[Rows from a dataset]
⁂
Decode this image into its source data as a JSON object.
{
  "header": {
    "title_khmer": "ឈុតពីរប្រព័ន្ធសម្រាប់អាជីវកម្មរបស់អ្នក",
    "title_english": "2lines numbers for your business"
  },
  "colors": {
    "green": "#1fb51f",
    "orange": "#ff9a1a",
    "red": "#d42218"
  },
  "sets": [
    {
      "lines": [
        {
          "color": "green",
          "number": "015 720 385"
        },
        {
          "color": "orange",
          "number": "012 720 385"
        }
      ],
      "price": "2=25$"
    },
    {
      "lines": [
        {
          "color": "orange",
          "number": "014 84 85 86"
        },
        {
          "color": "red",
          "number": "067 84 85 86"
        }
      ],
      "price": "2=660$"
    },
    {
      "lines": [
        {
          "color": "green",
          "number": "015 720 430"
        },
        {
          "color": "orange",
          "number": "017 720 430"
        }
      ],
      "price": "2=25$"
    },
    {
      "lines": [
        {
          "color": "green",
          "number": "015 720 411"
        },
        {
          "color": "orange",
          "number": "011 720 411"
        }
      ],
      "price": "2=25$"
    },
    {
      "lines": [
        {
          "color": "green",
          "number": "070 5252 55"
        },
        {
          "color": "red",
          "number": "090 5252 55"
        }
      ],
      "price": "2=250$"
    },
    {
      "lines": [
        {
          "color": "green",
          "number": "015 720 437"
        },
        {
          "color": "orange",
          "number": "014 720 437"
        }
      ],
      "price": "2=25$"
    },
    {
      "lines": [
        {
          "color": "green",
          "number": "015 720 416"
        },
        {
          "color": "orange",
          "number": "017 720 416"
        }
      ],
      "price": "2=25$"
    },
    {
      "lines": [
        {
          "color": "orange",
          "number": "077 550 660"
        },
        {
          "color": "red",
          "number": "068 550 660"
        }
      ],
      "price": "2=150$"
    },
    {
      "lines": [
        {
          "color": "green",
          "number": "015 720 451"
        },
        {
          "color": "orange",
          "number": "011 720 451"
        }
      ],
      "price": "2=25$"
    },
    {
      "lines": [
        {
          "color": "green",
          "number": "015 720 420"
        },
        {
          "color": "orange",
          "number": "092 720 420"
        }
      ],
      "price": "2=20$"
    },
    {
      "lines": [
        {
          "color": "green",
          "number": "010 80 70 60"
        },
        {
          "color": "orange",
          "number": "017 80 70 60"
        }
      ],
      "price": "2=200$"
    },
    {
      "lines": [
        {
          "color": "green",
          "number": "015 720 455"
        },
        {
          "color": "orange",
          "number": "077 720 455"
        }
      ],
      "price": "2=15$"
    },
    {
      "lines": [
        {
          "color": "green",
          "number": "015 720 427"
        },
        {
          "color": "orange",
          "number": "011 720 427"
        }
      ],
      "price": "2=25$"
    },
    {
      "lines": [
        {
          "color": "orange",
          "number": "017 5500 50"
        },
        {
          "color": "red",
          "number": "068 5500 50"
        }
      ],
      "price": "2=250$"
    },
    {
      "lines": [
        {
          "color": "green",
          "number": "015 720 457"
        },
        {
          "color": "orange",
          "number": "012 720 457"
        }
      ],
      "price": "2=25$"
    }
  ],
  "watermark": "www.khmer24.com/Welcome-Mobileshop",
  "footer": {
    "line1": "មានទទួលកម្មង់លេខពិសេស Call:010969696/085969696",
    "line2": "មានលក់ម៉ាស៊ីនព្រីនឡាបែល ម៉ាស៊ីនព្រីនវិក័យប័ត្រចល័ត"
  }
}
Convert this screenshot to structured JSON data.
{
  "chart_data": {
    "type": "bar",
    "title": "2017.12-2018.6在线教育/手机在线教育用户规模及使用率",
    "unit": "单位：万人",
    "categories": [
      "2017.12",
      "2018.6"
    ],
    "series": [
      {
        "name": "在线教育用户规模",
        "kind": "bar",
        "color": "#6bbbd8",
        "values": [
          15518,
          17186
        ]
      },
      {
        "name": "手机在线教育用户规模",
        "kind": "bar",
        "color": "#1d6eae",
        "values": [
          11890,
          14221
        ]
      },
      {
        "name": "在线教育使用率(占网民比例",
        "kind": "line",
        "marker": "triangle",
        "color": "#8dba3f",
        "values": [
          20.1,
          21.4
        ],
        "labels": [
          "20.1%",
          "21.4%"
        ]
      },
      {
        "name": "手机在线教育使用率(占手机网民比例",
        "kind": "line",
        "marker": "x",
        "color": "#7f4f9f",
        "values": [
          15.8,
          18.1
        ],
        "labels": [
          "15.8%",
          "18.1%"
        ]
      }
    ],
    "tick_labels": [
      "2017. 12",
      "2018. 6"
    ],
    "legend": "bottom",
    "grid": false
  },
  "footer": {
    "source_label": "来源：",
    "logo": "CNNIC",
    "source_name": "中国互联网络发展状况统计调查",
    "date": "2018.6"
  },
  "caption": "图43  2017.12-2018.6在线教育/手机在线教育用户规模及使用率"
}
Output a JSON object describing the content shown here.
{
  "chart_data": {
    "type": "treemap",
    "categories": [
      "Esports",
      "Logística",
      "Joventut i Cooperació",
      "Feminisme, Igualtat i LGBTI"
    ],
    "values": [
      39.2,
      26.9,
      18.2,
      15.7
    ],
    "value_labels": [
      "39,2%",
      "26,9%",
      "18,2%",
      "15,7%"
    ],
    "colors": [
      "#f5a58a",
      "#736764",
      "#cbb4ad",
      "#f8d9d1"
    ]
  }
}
⁂
◆ **Goal**: Quote the data in full, keeping each word unchanged.

◆ **Answer below**:
Decode this image into its source data as a JSON object.
{
  "header": {
    "title_khmer": "ឈុតពីរប្រព័ន្ធសម្រាប់អាជីវកម្មរបស់អ្នក",
    "title_english": "2lines numbers for your business"
  },
  "colors": {
    "green": "#1fb51f",
    "orange": "#ff9a1a",
    "red": "#d42218"
  },
  "sets": [
    {
      "lines": [
        {
          "color": "green",
          "number": "015 720 385"
        },
        {
          "color": "orange",
          "number": "012 720 385"
        }
      ],
      "price": "2=25$"
    },
    {
      "lines": [
        {
          "color": "orange",
          "number": "014 84 85 86"
        },
        {
          "color": "red",
          "number": "067 84 85 86"
        }
      ],
      "price": "2=660$"
    },
    {
      "lines": [
        {
          "color": "green",
          "number": "015 720 430"
        },
        {
          "color": "orange",
          "number": "017 720 430"
        }
      ],
      "price": "2=25$"
    },
    {
      "lines": [
        {
          "color": "green",
          "number": "015 720 411"
        },
        {
          "color": "orange",
          "number": "011 720 411"
        }
      ],
      "price": "2=25$"
    },
    {
      "lines": [
        {
          "color": "green",
          "number": "070 5252 55"
        },
        {
          "color": "red",
          "number": "090 5252 55"
        }
      ],
      "price": "2=250$"
    },
    {
      "lines": [
        {
          "color": "green",
          "number": "015 720 437"
        },
        {
          "color": "orange",
          "number": "014 720 437"
        }
      ],
      "price": "2=25$"
    },
    {
      "lines": [
        {
          "color": "green",
          "number": "015 720 416"
        },
        {
          "color": "orange",
          "number": "017 720 416"
        }
      ],
      "price": "2=25$"
    },
    {
      "lines": [
        {
          "color": "orange",
          "number": "077 550 660"
        },
        {
          "color": "red",
          "number": "068 550 660"
        }
      ],
      "price": "2=150$"
    },
    {
      "lines": [
        {
          "color": "green",
          "number": "015 720 451"
        },
        {
          "color": "orange",
          "number": "011 720 451"
        }
      ],
      "price": "2=25$"
    },
    {
      "lines": [
        {
          "color": "green",
          "number": "015 720 420"
        },
        {
          "color": "orange",
          "number": "092 720 420"
        }
      ],
      "price": "2=20$"
    },
    {
      "lines": [
        {
          "color": "green",
          "number": "010 80 70 60"
        },
        {
          "color": "orange",
          "number": "017 80 70 60"
        }
      ],
      "price": "2=200$"
    },
    {
      "lines": [
        {
          "color": "green",
          "number": "015 720 455"
        },
        {
          "color": "orange",
          "number": "077 720 455"
        }
      ],
      "price": "2=15$"
    },
    {
      "lines": [
        {
          "color": "green",
          "number": "015 720 427"
        },
        {
          "color": "orange",
          "number": "011 720 427"
        }
      ],
      "price": "2=25$"
    },
    {
      "lines": [
        {
          "color": "orange",
          "number": "017 5500 50"
        },
        {
          "color": "red",
          "number": "068 5500 50"
        }
      ],
      "price": "2=250$"
    },
    {
      "lines": [
        {
          "color": "green",
          "number": "015 720 457"
        },
        {
          "color": "orange",
          "number": "012 720 457"
        }
      ],
      "price": "2=25$"
    }
  ],
  "watermark": "www.khmer24.com/Welcome-Mobileshop",
  "footer": {
    "line1": "មានទទួលកម្មង់លេខពិសេស Call:010969696/085969696",
    "line2": "មានលក់ម៉ាស៊ីនព្រីនឡាបែល ម៉ាស៊ីនព្រីនវិក័យប័ត្រចល័ត"
  }
}
Convert this screenshot to structured JSON data.
{
  "chart_data": {
    "type": "bar",
    "title": "2017.12-2018.6在线教育/手机在线教育用户规模及使用率",
    "unit": "单位：万人",
    "categories": [
      "2017.12",
      "2018.6"
    ],
    "series": [
      {
        "name": "在线教育用户规模",
        "kind": "bar",
        "color": "#6bbbd8",
        "values": [
          15518,
          17186
        ]
      },
      {
        "name": "手机在线教育用户规模",
        "kind": "bar",
        "color": "#1d6eae",
        "values": [
          11890,
          14221
        ]
      },
      {
        "name": "在线教育使用率(占网民比例",
        "kind": "line",
        "marker": "triangle",
        "color": "#8dba3f",
        "values": [
          20.1,
          21.4
        ],
        "labels": [
          "20.1%",
          "21.4%"
        ]
      },
      {
        "name": "手机在线教育使用率(占手机网民比例",
        "kind": "line",
        "marker": "x",
        "color": "#7f4f9f",
        "values": [
          15.8,
          18.1
        ],
        "labels": [
          "15.8%",
          "18.1%"
        ]
      }
    ],
    "tick_labels": [
      "2017. 12",
      "2018. 6"
    ],
    "legend": "bottom",
    "grid": false
  },
  "footer": {
    "source_label": "来源：",
    "logo": "CNNIC",
    "source_name": "中国互联网络发展状况统计调查",
    "date": "2018.6"
  },
  "caption": "图43  2017.12-2018.6在线教育/手机在线教育用户规模及使用率"
}
Output a JSON object describing the content shown here.
{
  "chart_data": {
    "type": "treemap",
    "categories": [
      "Esports",
      "Logística",
      "Joventut i Cooperació",
      "Feminisme, Igualtat i LGBTI"
    ],
    "values": [
      39.2,
      26.9,
      18.2,
      15.7
    ],
    "value_labels": [
      "39,2%",
      "26,9%",
      "18,2%",
      "15,7%"
    ],
    "colors": [
      "#f5a58a",
      "#736764",
      "#cbb4ad",
      "#f8d9d1"
    ]
  }
}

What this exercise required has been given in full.